SHORT EXERCISE: Copy out each line exactly; pictures stay out of the copy.

** start MATERIAL SUPPLIED **

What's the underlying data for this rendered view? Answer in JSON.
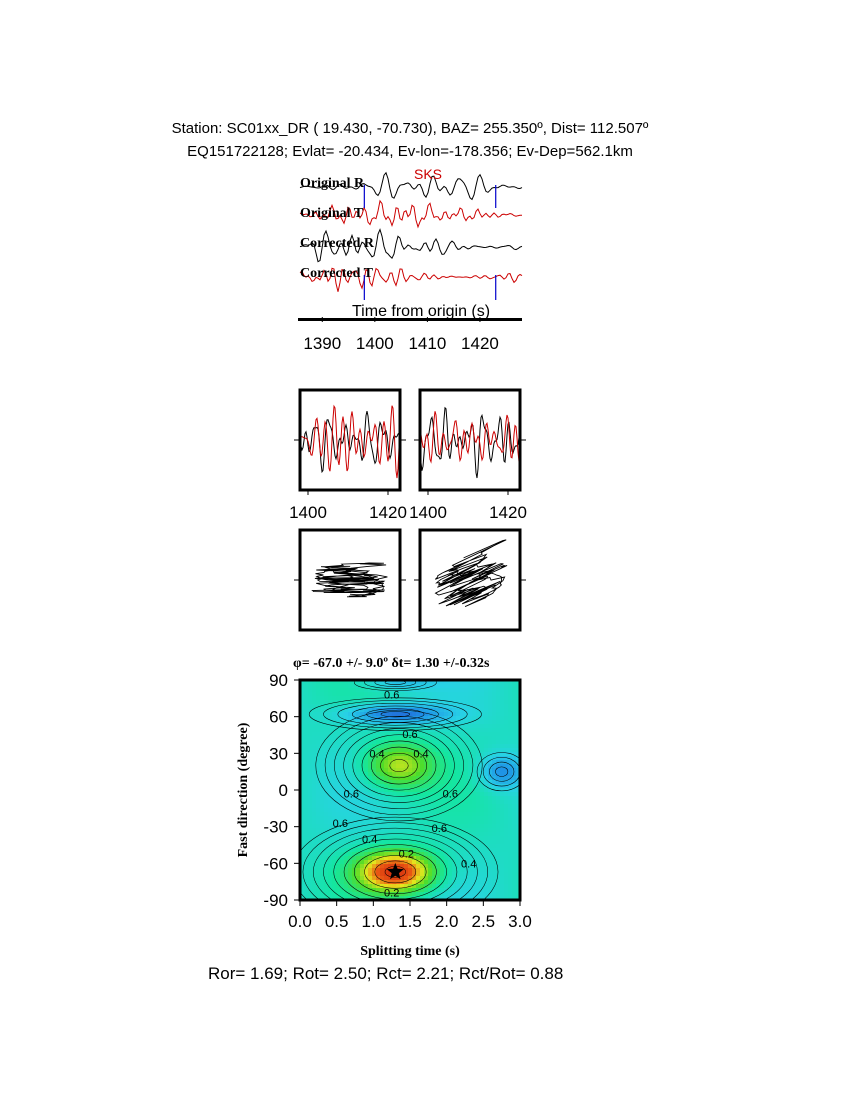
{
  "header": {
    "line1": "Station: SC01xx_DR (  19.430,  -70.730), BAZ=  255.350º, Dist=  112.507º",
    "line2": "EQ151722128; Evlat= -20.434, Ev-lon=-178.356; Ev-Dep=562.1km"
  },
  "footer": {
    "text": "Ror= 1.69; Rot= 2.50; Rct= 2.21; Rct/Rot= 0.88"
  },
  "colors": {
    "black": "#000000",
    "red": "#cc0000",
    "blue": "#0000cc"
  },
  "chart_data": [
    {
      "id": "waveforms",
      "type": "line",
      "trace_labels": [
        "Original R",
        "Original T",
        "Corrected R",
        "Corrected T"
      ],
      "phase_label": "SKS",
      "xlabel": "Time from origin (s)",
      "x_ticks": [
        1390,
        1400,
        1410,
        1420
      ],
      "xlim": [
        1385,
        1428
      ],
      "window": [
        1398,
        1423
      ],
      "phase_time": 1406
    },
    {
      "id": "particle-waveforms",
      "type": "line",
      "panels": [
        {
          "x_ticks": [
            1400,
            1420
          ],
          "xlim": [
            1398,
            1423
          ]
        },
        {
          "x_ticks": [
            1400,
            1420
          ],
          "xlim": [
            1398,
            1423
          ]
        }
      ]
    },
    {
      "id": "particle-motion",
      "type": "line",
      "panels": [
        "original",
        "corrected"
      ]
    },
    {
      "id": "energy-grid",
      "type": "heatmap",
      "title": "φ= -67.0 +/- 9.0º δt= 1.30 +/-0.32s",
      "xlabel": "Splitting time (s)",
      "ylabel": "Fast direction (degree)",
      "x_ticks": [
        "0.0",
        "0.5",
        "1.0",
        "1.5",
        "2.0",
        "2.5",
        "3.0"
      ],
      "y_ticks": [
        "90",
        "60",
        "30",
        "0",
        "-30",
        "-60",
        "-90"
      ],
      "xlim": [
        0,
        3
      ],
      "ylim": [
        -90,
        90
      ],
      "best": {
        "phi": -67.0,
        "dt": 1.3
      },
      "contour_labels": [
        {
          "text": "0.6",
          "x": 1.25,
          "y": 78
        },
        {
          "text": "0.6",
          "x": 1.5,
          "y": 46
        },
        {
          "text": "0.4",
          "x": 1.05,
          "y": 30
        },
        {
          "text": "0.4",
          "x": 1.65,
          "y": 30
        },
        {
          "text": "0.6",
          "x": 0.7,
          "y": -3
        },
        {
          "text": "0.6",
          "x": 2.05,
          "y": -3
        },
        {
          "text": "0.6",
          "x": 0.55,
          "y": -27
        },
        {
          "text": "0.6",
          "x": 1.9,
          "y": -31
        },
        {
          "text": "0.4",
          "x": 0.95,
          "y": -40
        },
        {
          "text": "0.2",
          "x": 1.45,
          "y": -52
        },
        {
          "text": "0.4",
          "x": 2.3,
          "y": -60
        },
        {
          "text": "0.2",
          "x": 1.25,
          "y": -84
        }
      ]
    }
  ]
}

** end MATERIAL SUPPLIED **

OUTPUT OF THE EXERCISE:
What's the underlying data for this rendered view? Answer in JSON.
{
  "header": {
    "line1": "Station: SC01xx_DR (  19.430,  -70.730), BAZ=  255.350º, Dist=  112.507º",
    "line2": "EQ151722128; Evlat= -20.434, Ev-lon=-178.356; Ev-Dep=562.1km"
  },
  "footer": {
    "text": "Ror= 1.69; Rot= 2.50; Rct= 2.21; Rct/Rot= 0.88"
  },
  "colors": {
    "black": "#000000",
    "red": "#cc0000",
    "blue": "#0000cc"
  },
  "chart_data": [
    {
      "id": "waveforms",
      "type": "line",
      "trace_labels": [
        "Original R",
        "Original T",
        "Corrected R",
        "Corrected T"
      ],
      "phase_label": "SKS",
      "xlabel": "Time from origin (s)",
      "x_ticks": [
        1390,
        1400,
        1410,
        1420
      ],
      "xlim": [
        1385,
        1428
      ],
      "window": [
        1398,
        1423
      ],
      "phase_time": 1406
    },
    {
      "id": "particle-waveforms",
      "type": "line",
      "panels": [
        {
          "x_ticks": [
            1400,
            1420
          ],
          "xlim": [
            1398,
            1423
          ]
        },
        {
          "x_ticks": [
            1400,
            1420
          ],
          "xlim": [
            1398,
            1423
          ]
        }
      ]
    },
    {
      "id": "particle-motion",
      "type": "line",
      "panels": [
        "original",
        "corrected"
      ]
    },
    {
      "id": "energy-grid",
      "type": "heatmap",
      "title": "φ= -67.0 +/- 9.0º δt= 1.30 +/-0.32s",
      "xlabel": "Splitting time (s)",
      "ylabel": "Fast direction (degree)",
      "x_ticks": [
        "0.0",
        "0.5",
        "1.0",
        "1.5",
        "2.0",
        "2.5",
        "3.0"
      ],
      "y_ticks": [
        "90",
        "60",
        "30",
        "0",
        "-30",
        "-60",
        "-90"
      ],
      "xlim": [
        0,
        3
      ],
      "ylim": [
        -90,
        90
      ],
      "best": {
        "phi": -67.0,
        "dt": 1.3
      },
      "contour_labels": [
        {
          "text": "0.6",
          "x": 1.25,
          "y": 78
        },
        {
          "text": "0.6",
          "x": 1.5,
          "y": 46
        },
        {
          "text": "0.4",
          "x": 1.05,
          "y": 30
        },
        {
          "text": "0.4",
          "x": 1.65,
          "y": 30
        },
        {
          "text": "0.6",
          "x": 0.7,
          "y": -3
        },
        {
          "text": "0.6",
          "x": 2.05,
          "y": -3
        },
        {
          "text": "0.6",
          "x": 0.55,
          "y": -27
        },
        {
          "text": "0.6",
          "x": 1.9,
          "y": -31
        },
        {
          "text": "0.4",
          "x": 0.95,
          "y": -40
        },
        {
          "text": "0.2",
          "x": 1.45,
          "y": -52
        },
        {
          "text": "0.4",
          "x": 2.3,
          "y": -60
        },
        {
          "text": "0.2",
          "x": 1.25,
          "y": -84
        }
      ]
    }
  ]
}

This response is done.